Opdracht.
Verander in de tekst over het bungalowpark overal "VvE" in "Vereniging van Eigenaren" en geef het stuk van "In het park" tot "december 2013 opgezegd." zo opnieuw weer.

Tekstfragment.
De eigenaren van de bungalows zijn jegens de gemeente Texel verplicht om hun villa minimaal 12 weken per jaar te verhuren aan personen die niet woonachtig zijn op Texel, en die geen gezinsleden van de bungalow eigenaar zijn.
In het park zijn ook wegen, paden, parkeerterreinen en andere gemeenschappelijke gedeelten en voorzieningen gelegen. Eigenaar daarvan is de VvE. Deze is bij de realisatie van het park opgericht. De VvE stelt zich onder andere ten doel om de gemeenschappelijke gedeelten in stand te houden, te beheren en te onderhouden. Eigenaren van een bungalow werden verplicht lid van de VvE. Ook [geïntimeerde] en [B] c.s. waren aanvankelijk lid van de VvE. Zij hebben hun lidmaatschap echter per 31 december 2013 opgezegd.

Aangeleverde gegevens.
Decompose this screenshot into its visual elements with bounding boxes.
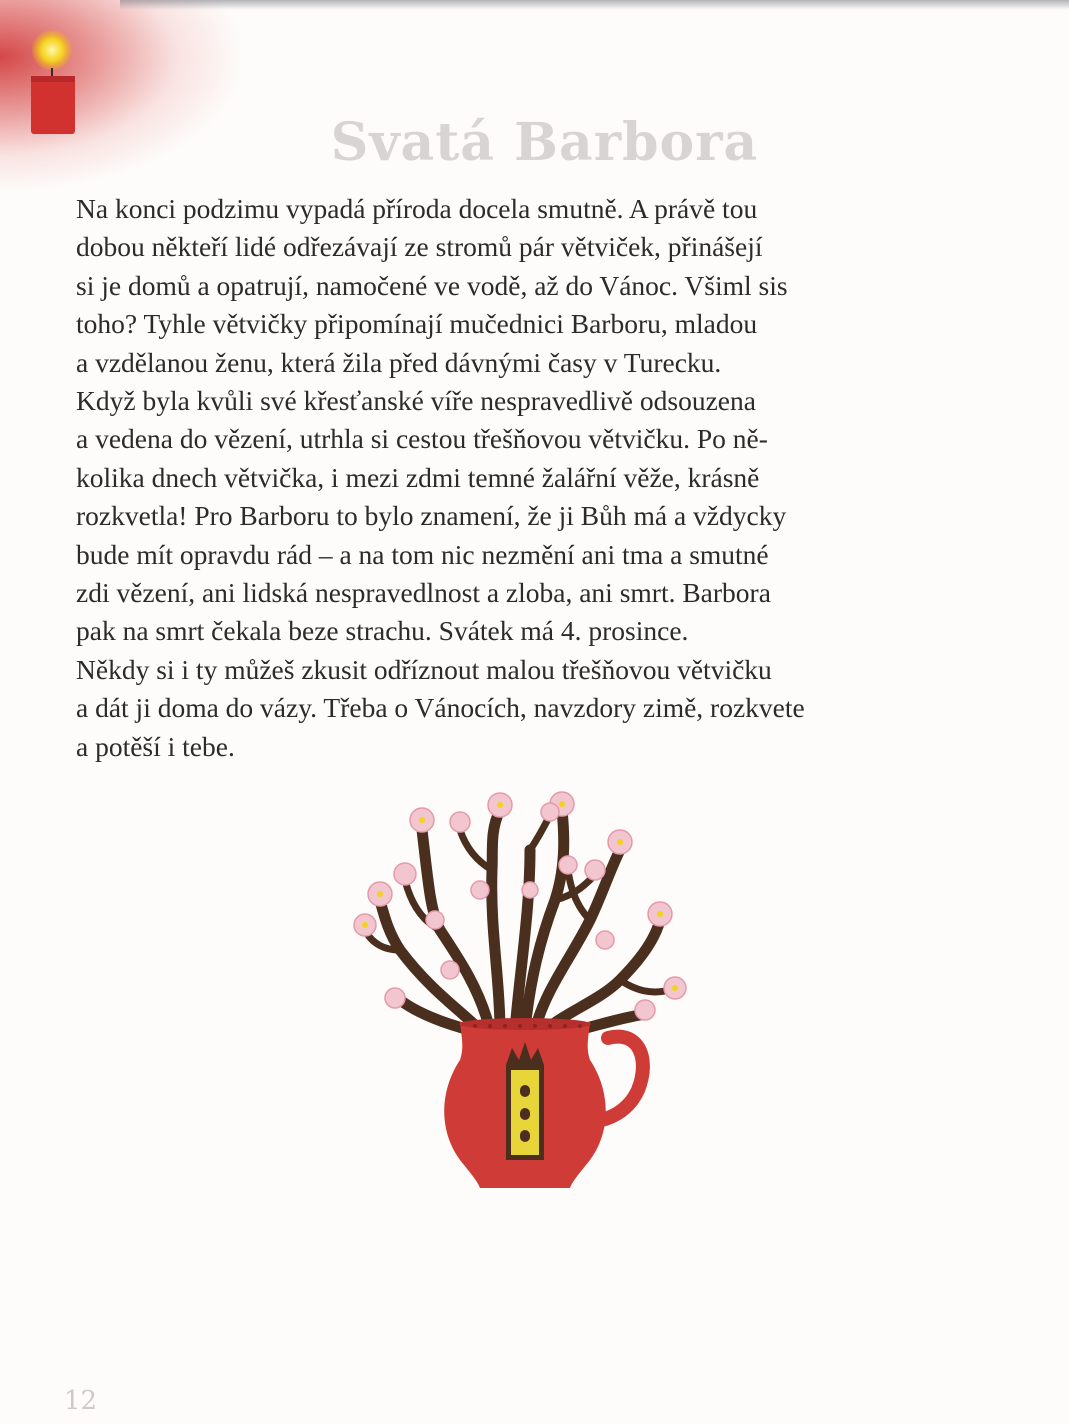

Resultaat.
In het park zijn ook wegen, paden, parkeerterreinen en andere gemeenschappelijke gedeelten en voorzieningen gelegen. Eigenaar daarvan is de Vereniging van Eigenaren. Deze is bij de realisatie van het park opgericht. De Vereniging van Eigenaren stelt zich onder andere ten doel om de gemeenschappelijke gedeelten in stand te houden, te beheren en te onderhouden. Eigenaren van een bungalow werden verplicht lid van de Vereniging van Eigenaren. Ook [geïntimeerde] en [B] c.s. waren aanvankelijk lid van de Vereniging van Eigenaren. Zij hebben hun lidmaatschap echter per 31 december 2013 opgezegd.